* _EXERCISE OBJECTIVE_: Below is a listing; reproduce each line of it exactly.

* _DATA SHOWN_:
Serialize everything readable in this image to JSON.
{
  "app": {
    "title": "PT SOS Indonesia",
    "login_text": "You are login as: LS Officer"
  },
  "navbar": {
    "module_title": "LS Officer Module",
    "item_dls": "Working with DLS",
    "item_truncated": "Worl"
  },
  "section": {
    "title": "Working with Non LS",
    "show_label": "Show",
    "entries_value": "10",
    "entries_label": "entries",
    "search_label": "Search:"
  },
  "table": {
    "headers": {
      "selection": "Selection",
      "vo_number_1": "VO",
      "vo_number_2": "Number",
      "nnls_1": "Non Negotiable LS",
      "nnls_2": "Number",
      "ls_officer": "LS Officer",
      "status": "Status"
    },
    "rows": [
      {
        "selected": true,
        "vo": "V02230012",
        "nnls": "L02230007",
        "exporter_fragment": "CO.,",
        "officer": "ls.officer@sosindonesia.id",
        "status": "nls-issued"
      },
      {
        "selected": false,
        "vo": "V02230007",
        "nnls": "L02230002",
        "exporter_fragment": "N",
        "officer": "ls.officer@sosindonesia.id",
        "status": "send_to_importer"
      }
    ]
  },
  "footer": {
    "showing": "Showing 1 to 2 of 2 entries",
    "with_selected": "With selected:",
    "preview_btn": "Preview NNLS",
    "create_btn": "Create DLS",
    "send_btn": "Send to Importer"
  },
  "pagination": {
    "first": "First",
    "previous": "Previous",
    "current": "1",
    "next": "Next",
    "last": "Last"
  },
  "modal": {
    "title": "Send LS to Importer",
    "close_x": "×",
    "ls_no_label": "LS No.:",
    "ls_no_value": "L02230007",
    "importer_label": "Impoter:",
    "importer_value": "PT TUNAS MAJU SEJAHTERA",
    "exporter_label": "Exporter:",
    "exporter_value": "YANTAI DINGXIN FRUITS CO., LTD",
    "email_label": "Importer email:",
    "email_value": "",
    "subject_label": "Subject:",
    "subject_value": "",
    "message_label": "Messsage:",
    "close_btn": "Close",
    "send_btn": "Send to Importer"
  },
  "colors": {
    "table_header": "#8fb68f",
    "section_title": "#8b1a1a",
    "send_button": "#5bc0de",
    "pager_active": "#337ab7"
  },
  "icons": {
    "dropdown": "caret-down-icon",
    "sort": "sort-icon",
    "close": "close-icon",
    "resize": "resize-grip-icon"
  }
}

* _SOLUTION TO THE PROBLEM_:
Serialize everything readable in this image to JSON.
{
  "app": {
    "title": "PT SOS Indonesia",
    "login_text": "You are login as: LS Officer"
  },
  "navbar": {
    "module_title": "LS Officer Module",
    "item_dls": "Working with DLS",
    "item_truncated": "Worl"
  },
  "section": {
    "title": "Working with Non LS",
    "show_label": "Show",
    "entries_value": "10",
    "entries_label": "entries",
    "search_label": "Search:"
  },
  "table": {
    "headers": {
      "selection": "Selection",
      "vo_number_1": "VO",
      "vo_number_2": "Number",
      "nnls_1": "Non Negotiable LS",
      "nnls_2": "Number",
      "ls_officer": "LS Officer",
      "status": "Status"
    },
    "rows": [
      {
        "selected": true,
        "vo": "V02230012",
        "nnls": "L02230007",
        "exporter_fragment": "CO.,",
        "officer": "ls.officer@sosindonesia.id",
        "status": "nls-issued"
      },
      {
        "selected": false,
        "vo": "V02230007",
        "nnls": "L02230002",
        "exporter_fragment": "N",
        "officer": "ls.officer@sosindonesia.id",
        "status": "send_to_importer"
      }
    ]
  },
  "footer": {
    "showing": "Showing 1 to 2 of 2 entries",
    "with_selected": "With selected:",
    "preview_btn": "Preview NNLS",
    "create_btn": "Create DLS",
    "send_btn": "Send to Importer"
  },
  "pagination": {
    "first": "First",
    "previous": "Previous",
    "current": "1",
    "next": "Next",
    "last": "Last"
  },
  "modal": {
    "title": "Send LS to Importer",
    "close_x": "×",
    "ls_no_label": "LS No.:",
    "ls_no_value": "L02230007",
    "importer_label": "Impoter:",
    "importer_value": "PT TUNAS MAJU SEJAHTERA",
    "exporter_label": "Exporter:",
    "exporter_value": "YANTAI DINGXIN FRUITS CO., LTD",
    "email_label": "Importer email:",
    "email_value": "",
    "subject_label": "Subject:",
    "subject_value": "",
    "message_label": "Messsage:",
    "close_btn": "Close",
    "send_btn": "Send to Importer"
  },
  "colors": {
    "table_header": "#8fb68f",
    "section_title": "#8b1a1a",
    "send_button": "#5bc0de",
    "pager_active": "#337ab7"
  },
  "icons": {
    "dropdown": "caret-down-icon",
    "sort": "sort-icon",
    "close": "close-icon",
    "resize": "resize-grip-icon"
  }
}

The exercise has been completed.